*Input material*
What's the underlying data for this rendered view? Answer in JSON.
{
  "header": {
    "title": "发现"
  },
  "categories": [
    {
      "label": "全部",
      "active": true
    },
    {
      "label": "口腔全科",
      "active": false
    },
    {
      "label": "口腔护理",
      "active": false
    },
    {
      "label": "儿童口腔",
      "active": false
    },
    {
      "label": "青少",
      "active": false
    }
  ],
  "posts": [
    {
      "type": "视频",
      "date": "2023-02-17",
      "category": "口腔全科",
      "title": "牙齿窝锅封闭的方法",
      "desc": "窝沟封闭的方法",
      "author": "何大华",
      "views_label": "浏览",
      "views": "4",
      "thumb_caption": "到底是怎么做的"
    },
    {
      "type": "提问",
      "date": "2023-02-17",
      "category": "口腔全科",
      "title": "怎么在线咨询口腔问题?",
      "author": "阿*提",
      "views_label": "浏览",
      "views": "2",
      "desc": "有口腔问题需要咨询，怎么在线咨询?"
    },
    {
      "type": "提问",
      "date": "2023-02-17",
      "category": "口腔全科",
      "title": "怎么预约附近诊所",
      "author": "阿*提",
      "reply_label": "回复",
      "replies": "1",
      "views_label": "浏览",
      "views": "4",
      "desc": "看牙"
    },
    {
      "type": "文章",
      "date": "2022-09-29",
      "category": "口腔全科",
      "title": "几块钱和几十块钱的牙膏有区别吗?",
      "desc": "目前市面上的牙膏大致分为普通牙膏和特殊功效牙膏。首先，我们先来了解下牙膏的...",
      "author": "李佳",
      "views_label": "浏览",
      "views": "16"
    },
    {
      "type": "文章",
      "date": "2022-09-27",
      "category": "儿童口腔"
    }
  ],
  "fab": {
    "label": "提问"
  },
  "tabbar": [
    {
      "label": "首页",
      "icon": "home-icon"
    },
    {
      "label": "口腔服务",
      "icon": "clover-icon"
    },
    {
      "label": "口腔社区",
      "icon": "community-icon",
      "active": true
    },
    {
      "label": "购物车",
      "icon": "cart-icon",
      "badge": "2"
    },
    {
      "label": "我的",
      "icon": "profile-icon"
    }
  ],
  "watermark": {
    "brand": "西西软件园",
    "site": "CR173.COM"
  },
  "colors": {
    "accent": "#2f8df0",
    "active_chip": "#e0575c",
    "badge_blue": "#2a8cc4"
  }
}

*The task*
Repeat each record exactly. Omit nothing.

*Solution for this task*
What's the underlying data for this rendered view? Answer in JSON.
{
  "header": {
    "title": "发现"
  },
  "categories": [
    {
      "label": "全部",
      "active": true
    },
    {
      "label": "口腔全科",
      "active": false
    },
    {
      "label": "口腔护理",
      "active": false
    },
    {
      "label": "儿童口腔",
      "active": false
    },
    {
      "label": "青少",
      "active": false
    }
  ],
  "posts": [
    {
      "type": "视频",
      "date": "2023-02-17",
      "category": "口腔全科",
      "title": "牙齿窝锅封闭的方法",
      "desc": "窝沟封闭的方法",
      "author": "何大华",
      "views_label": "浏览",
      "views": "4",
      "thumb_caption": "到底是怎么做的"
    },
    {
      "type": "提问",
      "date": "2023-02-17",
      "category": "口腔全科",
      "title": "怎么在线咨询口腔问题?",
      "author": "阿*提",
      "views_label": "浏览",
      "views": "2",
      "desc": "有口腔问题需要咨询，怎么在线咨询?"
    },
    {
      "type": "提问",
      "date": "2023-02-17",
      "category": "口腔全科",
      "title": "怎么预约附近诊所",
      "author": "阿*提",
      "reply_label": "回复",
      "replies": "1",
      "views_label": "浏览",
      "views": "4",
      "desc": "看牙"
    },
    {
      "type": "文章",
      "date": "2022-09-29",
      "category": "口腔全科",
      "title": "几块钱和几十块钱的牙膏有区别吗?",
      "desc": "目前市面上的牙膏大致分为普通牙膏和特殊功效牙膏。首先，我们先来了解下牙膏的...",
      "author": "李佳",
      "views_label": "浏览",
      "views": "16"
    },
    {
      "type": "文章",
      "date": "2022-09-27",
      "category": "儿童口腔"
    }
  ],
  "fab": {
    "label": "提问"
  },
  "tabbar": [
    {
      "label": "首页",
      "icon": "home-icon"
    },
    {
      "label": "口腔服务",
      "icon": "clover-icon"
    },
    {
      "label": "口腔社区",
      "icon": "community-icon",
      "active": true
    },
    {
      "label": "购物车",
      "icon": "cart-icon",
      "badge": "2"
    },
    {
      "label": "我的",
      "icon": "profile-icon"
    }
  ],
  "watermark": {
    "brand": "西西软件园",
    "site": "CR173.COM"
  },
  "colors": {
    "accent": "#2f8df0",
    "active_chip": "#e0575c",
    "badge_blue": "#2a8cc4"
  }
}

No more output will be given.